• [Required work]
Every record should be copied exactly, except that pictures are to be omitted.

• [Records to process]
________________

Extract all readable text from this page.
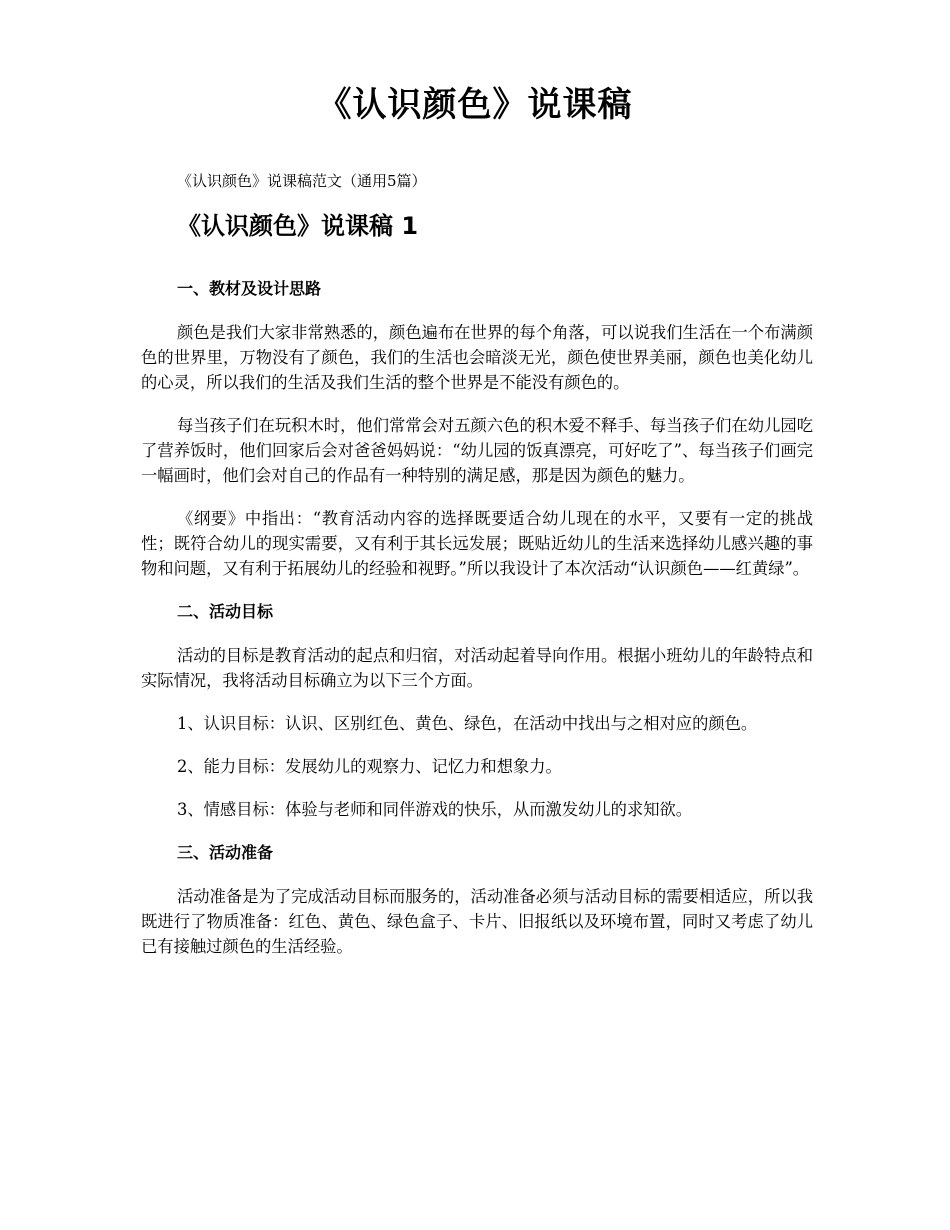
《认识颜色》说课稿

《认识颜色》说课稿范文（通用5篇）

《认识颜色》说课稿 1

一、教材及设计思路

颜色是我们大家非常熟悉的，颜色遍布在世界的每个角落，可以说我们生活在一个布满颜色的世界里，万物没有了颜色，我们的生活也会暗淡无光，颜色使世界美丽，颜色也美化幼儿的心灵，所以我们的生活及我们生活的整个世界是不能没有颜色的。

每当孩子们在玩积木时，他们常常会对五颜六色的积木爱不释手、每当孩子们在幼儿园吃了营养饭时，他们回家后会对爸爸妈妈说：“幼儿园的饭真漂亮，可好吃了”、每当孩子们画完一幅画时，他们会对自己的作品有一种特别的满足感，那是因为颜色的魅力。

《纲要》中指出：“教育活动内容的选择既要适合幼儿现在的水平，又要有一定的挑战性；既符合幼儿的现实需要，又有利于其长远发展；既贴近幼儿的生活来选择幼儿感兴趣的事物和问题，又有利于拓展幼儿的经验和视野。”所以我设计了本次活动“认识颜色——红黄绿”。

二、活动目标

活动的目标是教育活动的起点和归宿，对活动起着导向作用。根据小班幼儿的年龄特点和实际情况，我将活动目标确立为以下三个方面。

1、认识目标：认识、区别红色、黄色、绿色，在活动中找出与之相对应的颜色。

2、能力目标：发展幼儿的观察力、记忆力和想象力。

3、情感目标：体验与老师和同伴游戏的快乐，从而激发幼儿的求知欲。

三、活动准备

活动准备是为了完成活动目标而服务的，活动准备必须与活动目标的需要相适应，所以我既进行了物质准备：红色、黄色、绿色盒子、卡片、旧报纸以及环境布置，同时又考虑了幼儿已有接触过颜色的生活经验。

________________

• [Exercise response]
Extract all readable text from this page.
《认识颜色》说课稿

《认识颜色》说课稿范文（通用5篇）

《认识颜色》说课稿 1

一、教材及设计思路

颜色是我们大家非常熟悉的，颜色遍布在世界的每个角落，可以说我们生活在一个布满颜色的世界里，万物没有了颜色，我们的生活也会暗淡无光，颜色使世界美丽，颜色也美化幼儿的心灵，所以我们的生活及我们生活的整个世界是不能没有颜色的。

每当孩子们在玩积木时，他们常常会对五颜六色的积木爱不释手、每当孩子们在幼儿园吃了营养饭时，他们回家后会对爸爸妈妈说：“幼儿园的饭真漂亮，可好吃了”、每当孩子们画完一幅画时，他们会对自己的作品有一种特别的满足感，那是因为颜色的魅力。

《纲要》中指出：“教育活动内容的选择既要适合幼儿现在的水平，又要有一定的挑战性；既符合幼儿的现实需要，又有利于其长远发展；既贴近幼儿的生活来选择幼儿感兴趣的事物和问题，又有利于拓展幼儿的经验和视野。”所以我设计了本次活动“认识颜色——红黄绿”。

二、活动目标

活动的目标是教育活动的起点和归宿，对活动起着导向作用。根据小班幼儿的年龄特点和实际情况，我将活动目标确立为以下三个方面。

1、认识目标：认识、区别红色、黄色、绿色，在活动中找出与之相对应的颜色。

2、能力目标：发展幼儿的观察力、记忆力和想象力。

3、情感目标：体验与老师和同伴游戏的快乐，从而激发幼儿的求知欲。

三、活动准备

活动准备是为了完成活动目标而服务的，活动准备必须与活动目标的需要相适应，所以我既进行了物质准备：红色、黄色、绿色盒子、卡片、旧报纸以及环境布置，同时又考虑了幼儿已有接触过颜色的生活经验。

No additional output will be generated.